━━ PROVIDED DATA ━━
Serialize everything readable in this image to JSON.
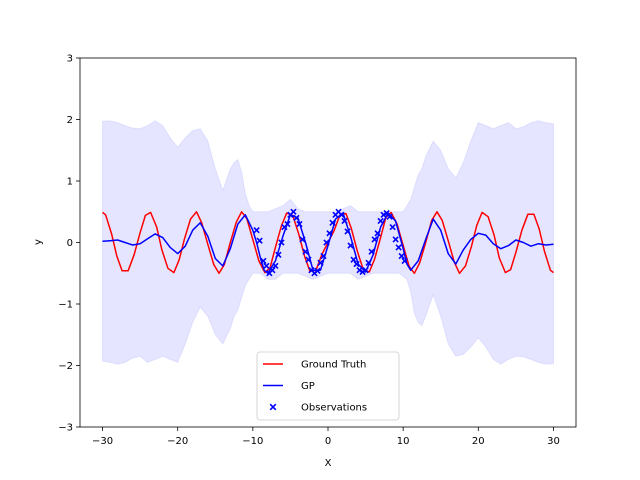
{
  "chart_data": {
    "type": "line",
    "title": "",
    "xlabel": "X",
    "ylabel": "y",
    "xlim": [
      -33,
      33
    ],
    "ylim": [
      -3,
      3
    ],
    "xticks": [
      -30,
      -20,
      -10,
      0,
      10,
      20,
      30
    ],
    "yticks": [
      -3,
      -2,
      -1,
      0,
      1,
      2,
      3
    ],
    "xtick_labels": [
      "−30",
      "−20",
      "−10",
      "0",
      "10",
      "20",
      "30"
    ],
    "ytick_labels": [
      "−3",
      "−2",
      "−1",
      "0",
      "1",
      "2",
      "3"
    ],
    "grid": false,
    "legend_placement": "bottom-center",
    "series": [
      {
        "name": "Ground Truth",
        "kind": "line",
        "color": "#ff0000",
        "x": [
          -30,
          -29.6,
          -28.8,
          -28.1,
          -27.4,
          -26.6,
          -25.8,
          -25.0,
          -24.3,
          -23.6,
          -22.8,
          -22.1,
          -21.3,
          -20.5,
          -19.8,
          -19.1,
          -18.3,
          -17.5,
          -16.8,
          -16.0,
          -15.2,
          -14.5,
          -13.8,
          -13.0,
          -12.2,
          -11.5,
          -10.8,
          -10.0,
          -9.2,
          -8.4,
          -7.7,
          -7.0,
          -6.2,
          -5.5,
          -4.7,
          -3.9,
          -3.1,
          -2.4,
          -1.6,
          -0.8,
          0.0,
          0.8,
          1.6,
          2.4,
          3.1,
          3.9,
          4.7,
          5.5,
          6.2,
          7.0,
          7.7,
          8.4,
          9.2,
          10.0,
          10.8,
          11.5,
          12.2,
          13.0,
          13.8,
          14.5,
          15.2,
          16.0,
          16.8,
          17.5,
          18.3,
          19.1,
          19.8,
          20.5,
          21.3,
          22.1,
          22.8,
          23.6,
          24.3,
          25.0,
          25.8,
          26.6,
          27.4,
          28.1,
          28.8,
          29.6,
          30
        ],
        "y": [
          0.49,
          0.45,
          0.14,
          -0.22,
          -0.46,
          -0.46,
          -0.2,
          0.16,
          0.44,
          0.49,
          0.25,
          -0.12,
          -0.42,
          -0.49,
          -0.28,
          0.06,
          0.38,
          0.5,
          0.32,
          -0.03,
          -0.36,
          -0.5,
          -0.36,
          0.0,
          0.33,
          0.5,
          0.39,
          0.05,
          -0.3,
          -0.49,
          -0.41,
          -0.08,
          0.27,
          0.48,
          0.44,
          0.14,
          -0.23,
          -0.47,
          -0.45,
          -0.19,
          0.0,
          0.19,
          0.45,
          0.47,
          0.23,
          -0.14,
          -0.44,
          -0.48,
          -0.27,
          0.08,
          0.41,
          0.49,
          0.3,
          -0.05,
          -0.39,
          -0.5,
          -0.33,
          0.0,
          0.36,
          0.5,
          0.36,
          0.03,
          -0.32,
          -0.5,
          -0.38,
          -0.06,
          0.28,
          0.49,
          0.42,
          0.12,
          -0.25,
          -0.49,
          -0.44,
          -0.16,
          0.2,
          0.46,
          0.46,
          0.22,
          -0.14,
          -0.45,
          -0.49
        ]
      },
      {
        "name": "GP",
        "kind": "line",
        "color": "#0000ff",
        "x": [
          -30,
          -29.0,
          -28.0,
          -27.0,
          -26.0,
          -25.0,
          -24.0,
          -23.0,
          -22.0,
          -21.0,
          -20.0,
          -19.0,
          -18.0,
          -17.0,
          -16.0,
          -15.0,
          -14.0,
          -13.0,
          -12.0,
          -11.0,
          -10.0,
          -9.5,
          -9.0,
          -8.5,
          -8.0,
          -7.0,
          -6.0,
          -5.0,
          -4.0,
          -3.0,
          -2.0,
          -1.0,
          0.0,
          1.0,
          2.0,
          3.0,
          4.0,
          5.0,
          6.0,
          7.0,
          8.0,
          9.0,
          10.0,
          10.5,
          11.0,
          12.0,
          13.0,
          14.0,
          15.0,
          16.0,
          17.0,
          18.0,
          19.0,
          20.0,
          21.0,
          22.0,
          23.0,
          24.0,
          25.0,
          26.0,
          27.0,
          28.0,
          29.0,
          30
        ],
        "y": [
          0.02,
          0.03,
          0.04,
          0.0,
          -0.04,
          -0.02,
          0.06,
          0.14,
          0.08,
          -0.08,
          -0.18,
          -0.06,
          0.2,
          0.32,
          0.1,
          -0.26,
          -0.38,
          -0.1,
          0.3,
          0.45,
          0.2,
          0.0,
          -0.25,
          -0.45,
          -0.5,
          -0.3,
          0.1,
          0.45,
          0.4,
          0.0,
          -0.45,
          -0.45,
          -0.05,
          0.38,
          0.48,
          0.1,
          -0.35,
          -0.48,
          -0.2,
          0.25,
          0.48,
          0.35,
          -0.1,
          -0.35,
          -0.45,
          -0.3,
          0.05,
          0.38,
          0.2,
          -0.18,
          -0.35,
          -0.12,
          0.05,
          0.15,
          0.12,
          -0.02,
          -0.1,
          -0.05,
          0.04,
          0.0,
          -0.06,
          -0.02,
          -0.04,
          -0.03
        ]
      },
      {
        "name": "Observations",
        "kind": "scatter",
        "color": "#0000ff",
        "marker": "x",
        "x": [
          -9.5,
          -9.1,
          -8.6,
          -8.2,
          -7.8,
          -7.4,
          -7.0,
          -6.6,
          -6.2,
          -5.8,
          -5.4,
          -5.0,
          -4.6,
          -4.2,
          -3.8,
          -3.4,
          -3.0,
          -2.6,
          -2.2,
          -1.8,
          -1.4,
          -1.0,
          -0.6,
          -0.2,
          0.2,
          0.6,
          1.0,
          1.4,
          1.8,
          2.2,
          2.6,
          3.0,
          3.4,
          3.8,
          4.2,
          4.6,
          5.0,
          5.4,
          5.8,
          6.2,
          6.6,
          7.0,
          7.4,
          7.8,
          8.2,
          8.6,
          9.0,
          9.4,
          9.8,
          10.2
        ],
        "y": [
          0.2,
          0.03,
          -0.3,
          -0.38,
          -0.5,
          -0.45,
          -0.38,
          -0.2,
          0.0,
          0.25,
          0.3,
          0.45,
          0.5,
          0.4,
          0.3,
          0.05,
          -0.15,
          -0.28,
          -0.45,
          -0.5,
          -0.46,
          -0.33,
          -0.22,
          0.0,
          0.15,
          0.32,
          0.45,
          0.5,
          0.45,
          0.35,
          0.18,
          -0.05,
          -0.28,
          -0.35,
          -0.45,
          -0.48,
          -0.45,
          -0.33,
          -0.15,
          0.05,
          0.15,
          0.35,
          0.45,
          0.48,
          0.42,
          0.25,
          0.05,
          -0.08,
          -0.22,
          -0.3
        ]
      }
    ],
    "confidence_band": {
      "color": "#0000ff",
      "alpha": 0.1,
      "x": [
        -30,
        -29.0,
        -28.0,
        -27.0,
        -26.0,
        -25.0,
        -24.0,
        -23.0,
        -22.0,
        -21.0,
        -20.0,
        -19.0,
        -18.0,
        -17.0,
        -16.0,
        -15.0,
        -14.0,
        -13.0,
        -12.5,
        -12.0,
        -11.5,
        -11.0,
        -10.5,
        -10.0,
        -9.5,
        -9.0,
        -8.0,
        -7.0,
        -6.0,
        -5.0,
        -4.0,
        -3.0,
        -2.0,
        -1.0,
        0.0,
        1.0,
        2.0,
        3.0,
        4.0,
        5.0,
        6.0,
        7.0,
        8.0,
        9.0,
        9.5,
        10.0,
        10.5,
        11.0,
        11.5,
        12.0,
        12.5,
        13.0,
        14.0,
        15.0,
        16.0,
        17.0,
        18.0,
        19.0,
        20.0,
        21.0,
        22.0,
        23.0,
        24.0,
        25.0,
        26.0,
        27.0,
        28.0,
        29.0,
        30
      ],
      "upper": [
        1.97,
        1.98,
        1.95,
        1.9,
        1.86,
        1.85,
        1.9,
        1.98,
        1.9,
        1.7,
        1.55,
        1.7,
        1.82,
        1.85,
        1.65,
        1.2,
        0.85,
        1.2,
        1.3,
        1.35,
        1.15,
        0.8,
        0.6,
        0.5,
        0.5,
        0.5,
        0.5,
        0.55,
        0.6,
        0.7,
        0.55,
        0.5,
        0.5,
        0.5,
        0.5,
        0.5,
        0.55,
        0.6,
        0.5,
        0.5,
        0.5,
        0.5,
        0.5,
        0.5,
        0.5,
        0.5,
        0.6,
        0.7,
        0.9,
        1.1,
        1.2,
        1.4,
        1.65,
        1.5,
        1.2,
        1.05,
        1.3,
        1.65,
        1.95,
        1.9,
        1.85,
        1.9,
        1.95,
        1.85,
        1.88,
        1.95,
        1.98,
        1.95,
        1.93
      ],
      "lower": [
        -1.93,
        -1.95,
        -1.98,
        -1.95,
        -1.88,
        -1.85,
        -1.95,
        -1.9,
        -1.85,
        -1.9,
        -1.95,
        -1.65,
        -1.3,
        -1.05,
        -1.2,
        -1.5,
        -1.65,
        -1.4,
        -1.2,
        -1.1,
        -0.9,
        -0.7,
        -0.6,
        -0.5,
        -0.5,
        -0.5,
        -0.6,
        -0.6,
        -0.5,
        -0.5,
        -0.5,
        -0.55,
        -0.6,
        -0.55,
        -0.5,
        -0.5,
        -0.5,
        -0.5,
        -0.6,
        -0.55,
        -0.5,
        -0.5,
        -0.5,
        -0.5,
        -0.5,
        -0.55,
        -0.6,
        -0.8,
        -1.15,
        -1.3,
        -1.35,
        -1.2,
        -0.85,
        -1.2,
        -1.65,
        -1.85,
        -1.82,
        -1.7,
        -1.55,
        -1.7,
        -1.9,
        -1.98,
        -1.9,
        -1.85,
        -1.86,
        -1.9,
        -1.95,
        -1.98,
        -1.97
      ]
    }
  }
}
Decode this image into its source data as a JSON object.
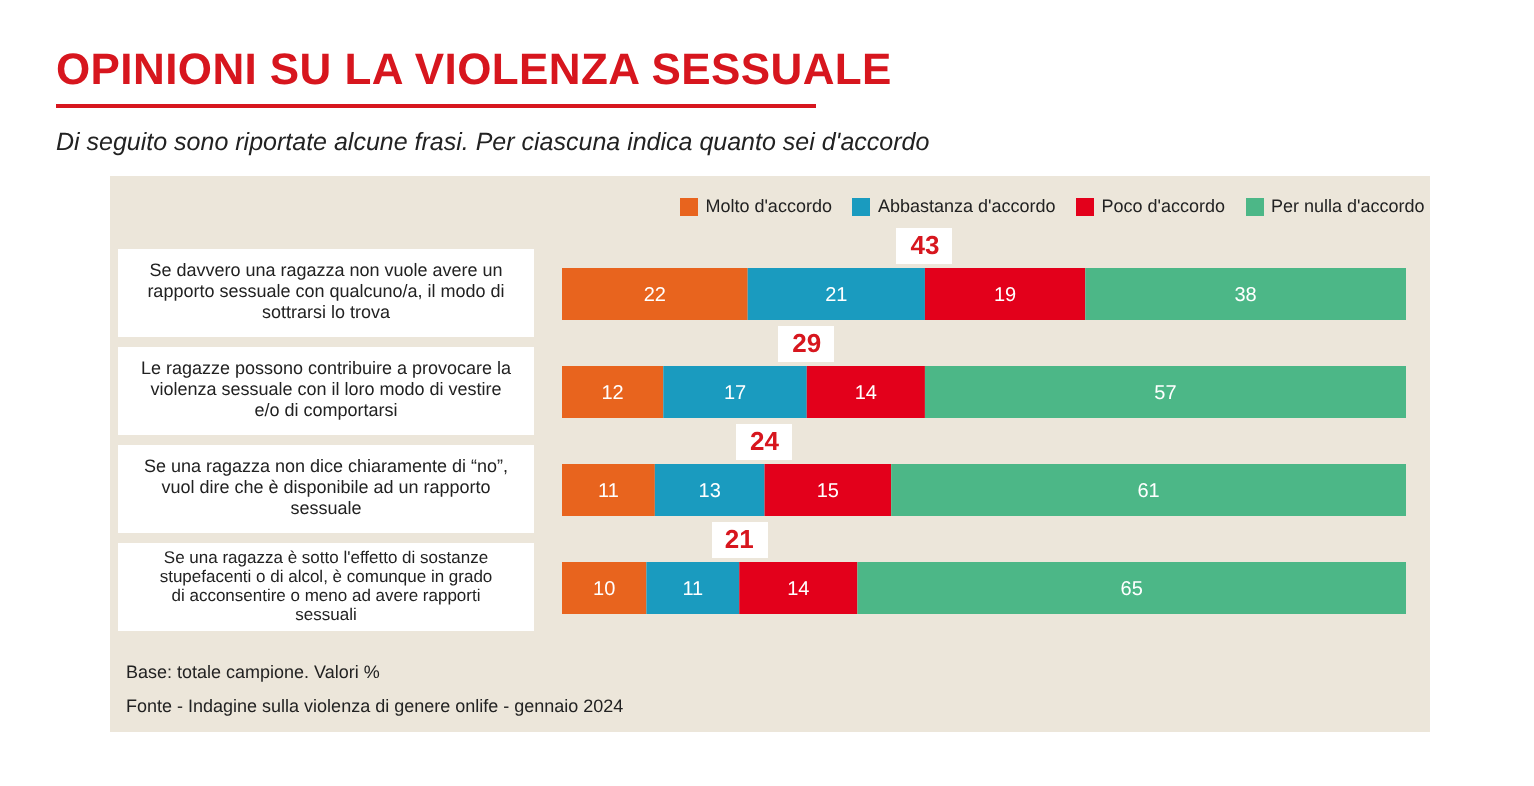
{
  "chart_data": {
    "type": "bar",
    "orientation": "horizontal",
    "stacked": true,
    "title": "OPINIONI SU LA VIOLENZA SESSUALE",
    "subtitle": "Di seguito sono riportate alcune frasi. Per ciascuna indica quanto sei d'accordo",
    "categories": [
      "Se davvero una ragazza non vuole avere un rapporto sessuale con qualcuno/a, il modo di sottrarsi lo trova",
      "Le ragazze possono contribuire a provocare la violenza sessuale con il loro modo di vestire e/o di comportarsi",
      "Se una ragazza non dice chiaramente di “no”, vuol dire che è disponibile ad un rapporto sessuale",
      "Se una ragazza è sotto l'effetto di sostanze stupefacenti o di alcol, è comunque in grado di acconsentire o meno ad avere rapporti sessuali"
    ],
    "series": [
      {
        "name": "Molto d'accordo",
        "color": "#e8641e",
        "values": [
          22,
          12,
          11,
          10
        ]
      },
      {
        "name": "Abbastanza d'accordo",
        "color": "#1a9bbf",
        "values": [
          21,
          17,
          13,
          11
        ]
      },
      {
        "name": "Poco d'accordo",
        "color": "#e3001b",
        "values": [
          19,
          14,
          15,
          14
        ]
      },
      {
        "name": "Per nulla d'accordo",
        "color": "#4cb787",
        "values": [
          38,
          57,
          61,
          65
        ]
      }
    ],
    "data_labels": true,
    "legend": "top",
    "tick_labels": "y",
    "annotations": [
      {
        "text": "43",
        "x": 43,
        "y": "Se davvero una ragazza non vuole avere un rapporto sessuale con qualcuno/a, il modo di sottrarsi lo trova"
      },
      {
        "text": "29",
        "x": 29,
        "y": "Le ragazze possono contribuire a provocare la violenza sessuale con il loro modo di vestire e/o di comportarsi"
      },
      {
        "text": "24",
        "x": 24,
        "y": "Se una ragazza non dice chiaramente di “no”, vuol dire che è disponibile ad un rapporto sessuale"
      },
      {
        "text": "21",
        "x": 21,
        "y": "Se una ragazza è sotto l'effetto di sostanze stupefacenti o di alcol, è comunque in grado di acconsentire o meno ad avere rapporti sessuali"
      },
      "Base: totale campione. Valori %",
      "Fonte - Indagine sulla violenza di genere onlife - gennaio 2024"
    ]
  }
}
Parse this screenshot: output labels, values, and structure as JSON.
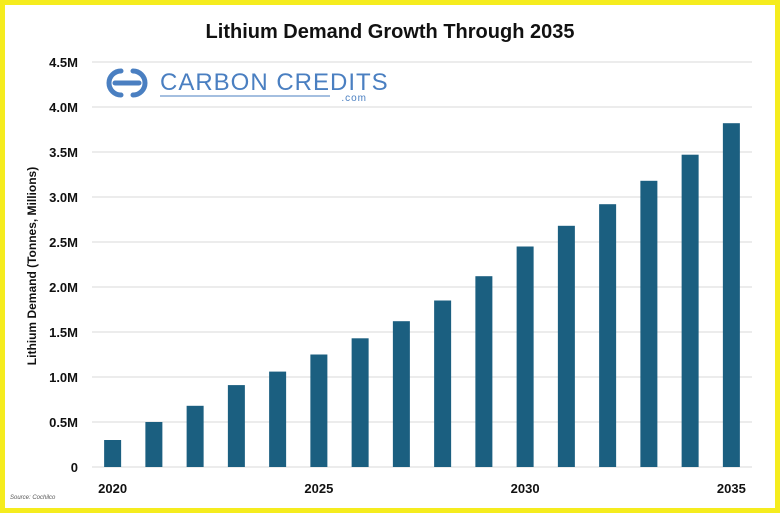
{
  "brand": {
    "name": "CARBON CREDITS",
    "suffix": ".com",
    "color": "#4a7fc1"
  },
  "source": "Source: Cochilco",
  "colors": {
    "bar": "#1b5f80",
    "frame": "#f5ec1e",
    "grid": "#d9d9d9"
  },
  "chart_data": {
    "type": "bar",
    "title": "Lithium Demand Growth Through 2035",
    "xlabel": "",
    "ylabel": "Lithium Demand (Tonnes, Millions)",
    "categories": [
      "2020",
      "2021",
      "2022",
      "2023",
      "2024",
      "2025",
      "2026",
      "2027",
      "2028",
      "2029",
      "2030",
      "2031",
      "2032",
      "2033",
      "2034",
      "2035"
    ],
    "x_tick_labels": [
      {
        "category": "2020",
        "label": "2020"
      },
      {
        "category": "2025",
        "label": "2025"
      },
      {
        "category": "2030",
        "label": "2030"
      },
      {
        "category": "2035",
        "label": "2035"
      }
    ],
    "values": [
      0.3,
      0.5,
      0.68,
      0.91,
      1.06,
      1.25,
      1.43,
      1.62,
      1.85,
      2.12,
      2.45,
      2.68,
      2.92,
      3.18,
      3.47,
      3.82
    ],
    "unit": "M",
    "ylim": [
      0,
      4.5
    ],
    "y_ticks": [
      {
        "value": 0,
        "label": "0"
      },
      {
        "value": 0.5,
        "label": "0.5M"
      },
      {
        "value": 1.0,
        "label": "1.0M"
      },
      {
        "value": 1.5,
        "label": "1.5M"
      },
      {
        "value": 2.0,
        "label": "2.0M"
      },
      {
        "value": 2.5,
        "label": "2.5M"
      },
      {
        "value": 3.0,
        "label": "3.0M"
      },
      {
        "value": 3.5,
        "label": "3.5M"
      },
      {
        "value": 4.0,
        "label": "4.0M"
      },
      {
        "value": 4.5,
        "label": "4.5M"
      }
    ],
    "grid": true,
    "legend": "none"
  }
}
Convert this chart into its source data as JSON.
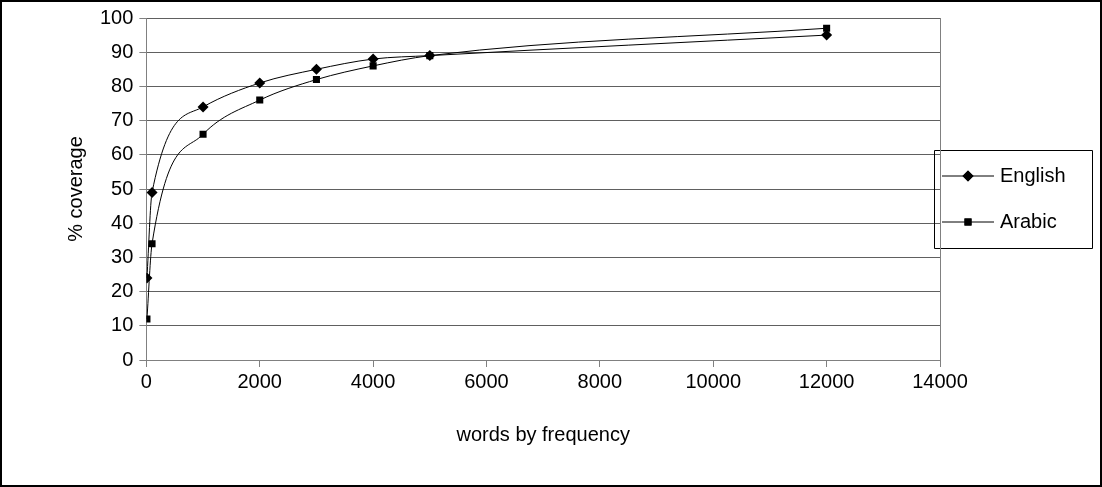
━━━
GOAL:
Search the data above for lines holding "grado" and copy each of them.

WRITTEN ANSWER:
      "Se una ragazza è sotto l'effetto di sostanze stupefacenti o di alcol, è comunque in grado di acconsentire o meno ad avere rapporti sessuali"
        "y": "Se una ragazza è sotto l'effetto di sostanze stupefacenti o di alcol, è comunque in grado di acconsentire o meno ad avere rapporti sessuali"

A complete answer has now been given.